■ **PROBLEM DESCRIPTION**: Find every line in the records below that holds the word "parlato", and copy it out.

■ **ENTRIES**:
________

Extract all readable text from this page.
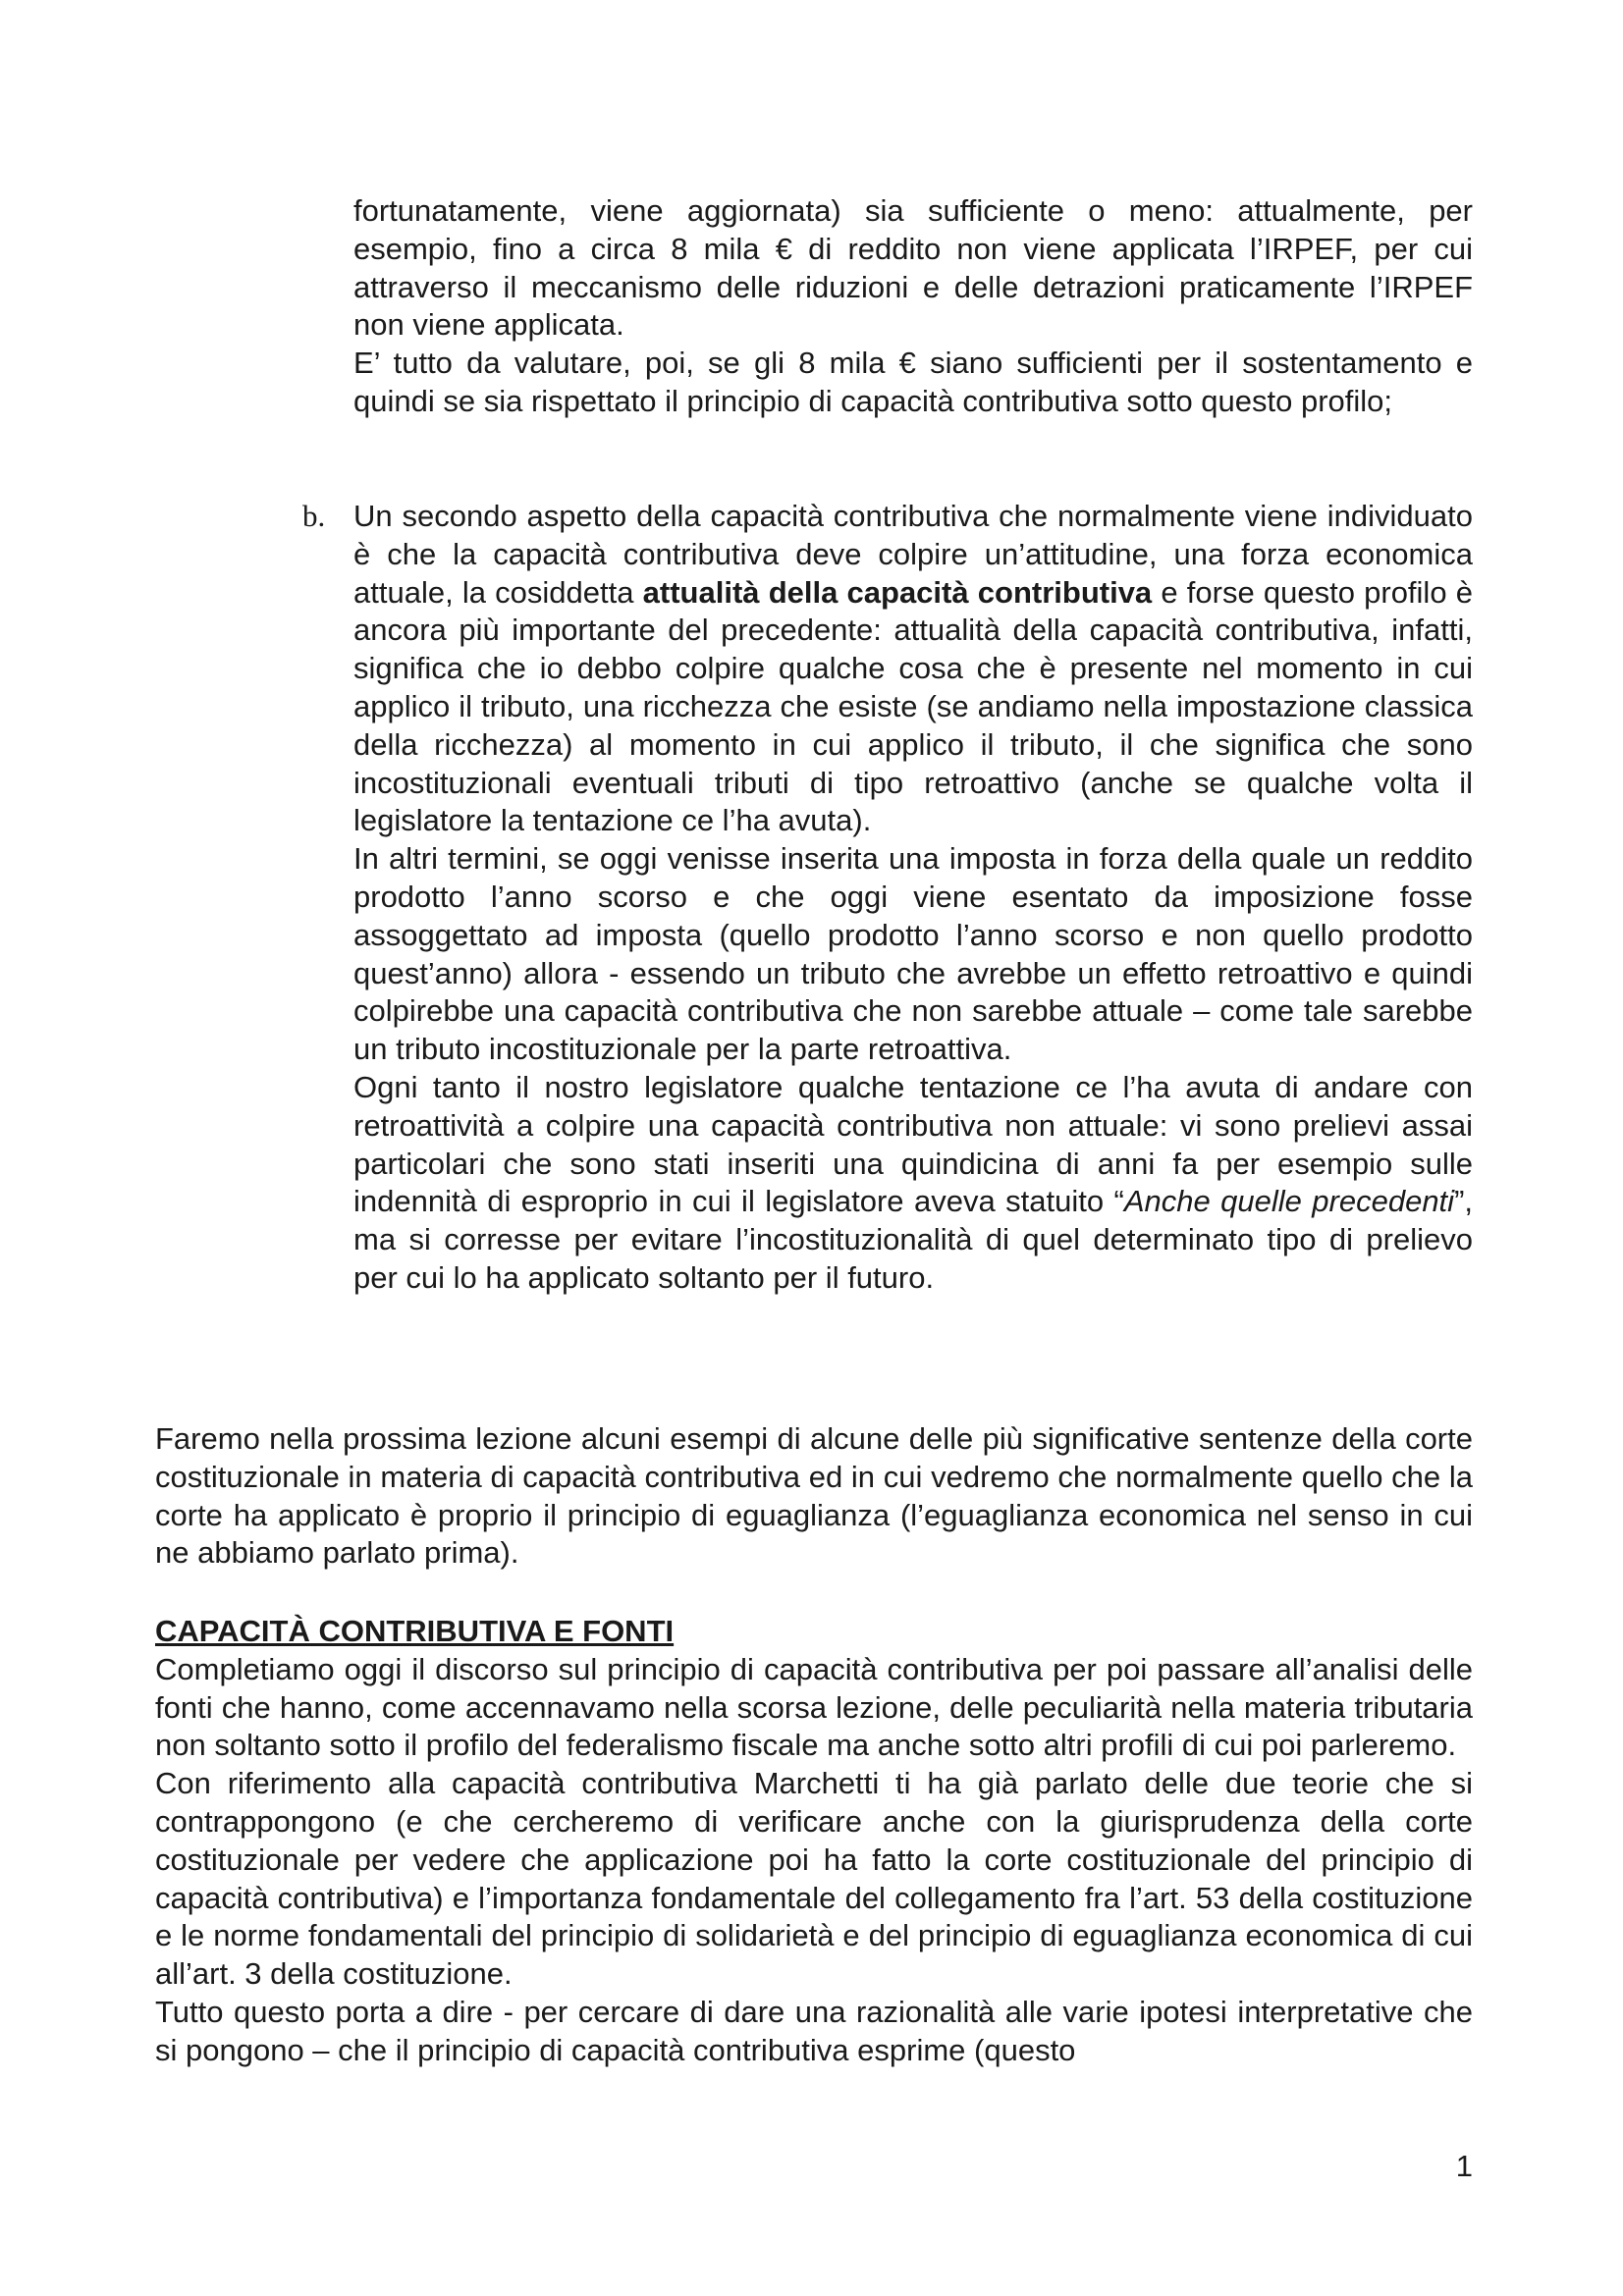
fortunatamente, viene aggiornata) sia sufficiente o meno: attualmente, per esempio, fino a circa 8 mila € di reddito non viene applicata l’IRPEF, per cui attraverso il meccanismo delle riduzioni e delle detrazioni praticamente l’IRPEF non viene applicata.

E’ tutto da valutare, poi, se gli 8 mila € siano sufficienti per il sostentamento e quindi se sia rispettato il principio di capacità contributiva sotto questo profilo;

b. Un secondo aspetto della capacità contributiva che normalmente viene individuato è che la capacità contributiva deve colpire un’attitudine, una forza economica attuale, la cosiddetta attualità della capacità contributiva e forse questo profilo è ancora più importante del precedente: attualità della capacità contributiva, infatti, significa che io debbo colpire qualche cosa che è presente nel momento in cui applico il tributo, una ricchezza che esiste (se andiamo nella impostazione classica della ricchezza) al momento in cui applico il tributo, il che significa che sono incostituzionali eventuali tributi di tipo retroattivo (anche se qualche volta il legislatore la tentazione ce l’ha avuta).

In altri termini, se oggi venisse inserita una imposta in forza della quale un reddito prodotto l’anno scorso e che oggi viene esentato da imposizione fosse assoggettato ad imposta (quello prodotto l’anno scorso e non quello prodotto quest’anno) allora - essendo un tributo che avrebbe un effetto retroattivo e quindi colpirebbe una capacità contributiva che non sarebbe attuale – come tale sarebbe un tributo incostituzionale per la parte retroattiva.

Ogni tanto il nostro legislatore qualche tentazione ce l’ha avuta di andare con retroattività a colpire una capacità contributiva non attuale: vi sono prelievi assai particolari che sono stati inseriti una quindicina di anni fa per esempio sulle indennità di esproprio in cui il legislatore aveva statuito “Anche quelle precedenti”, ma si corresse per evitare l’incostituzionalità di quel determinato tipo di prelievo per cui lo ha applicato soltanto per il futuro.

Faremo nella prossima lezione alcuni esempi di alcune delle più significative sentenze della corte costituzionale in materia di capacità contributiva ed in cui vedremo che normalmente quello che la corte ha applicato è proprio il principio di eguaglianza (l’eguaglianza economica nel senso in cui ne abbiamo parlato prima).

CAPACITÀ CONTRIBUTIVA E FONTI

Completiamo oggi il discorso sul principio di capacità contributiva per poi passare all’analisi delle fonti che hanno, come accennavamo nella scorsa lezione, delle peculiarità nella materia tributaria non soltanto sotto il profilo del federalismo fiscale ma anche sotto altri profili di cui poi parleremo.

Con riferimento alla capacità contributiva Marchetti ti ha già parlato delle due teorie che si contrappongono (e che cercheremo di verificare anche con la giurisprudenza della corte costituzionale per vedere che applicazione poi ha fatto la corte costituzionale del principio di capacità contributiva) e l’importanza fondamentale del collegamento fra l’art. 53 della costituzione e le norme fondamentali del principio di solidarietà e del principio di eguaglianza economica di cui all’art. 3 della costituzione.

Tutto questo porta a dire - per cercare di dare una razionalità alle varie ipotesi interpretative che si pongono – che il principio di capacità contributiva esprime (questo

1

________

■ **CORRECT RESPONSE**:
Faremo nella prossima lezione alcuni esempi di alcune delle più significative sentenze della corte costituzionale in materia di capacità contributiva ed in cui vedremo che normalmente quello che la corte ha applicato è proprio il principio di eguaglianza (l’eguaglianza economica nel senso in cui ne abbiamo parlato prima).
Con riferimento alla capacità contributiva Marchetti ti ha già parlato delle due teorie che si contrappongono (e che cercheremo di verificare anche con la giurisprudenza della corte costituzionale per vedere che applicazione poi ha fatto la corte costituzionale del principio di capacità contributiva) e l’importanza fondamentale del collegamento fra l’art. 53 della costituzione e le norme fondamentali del principio di solidarietà e del principio di eguaglianza economica di cui all’art. 3 della costituzione.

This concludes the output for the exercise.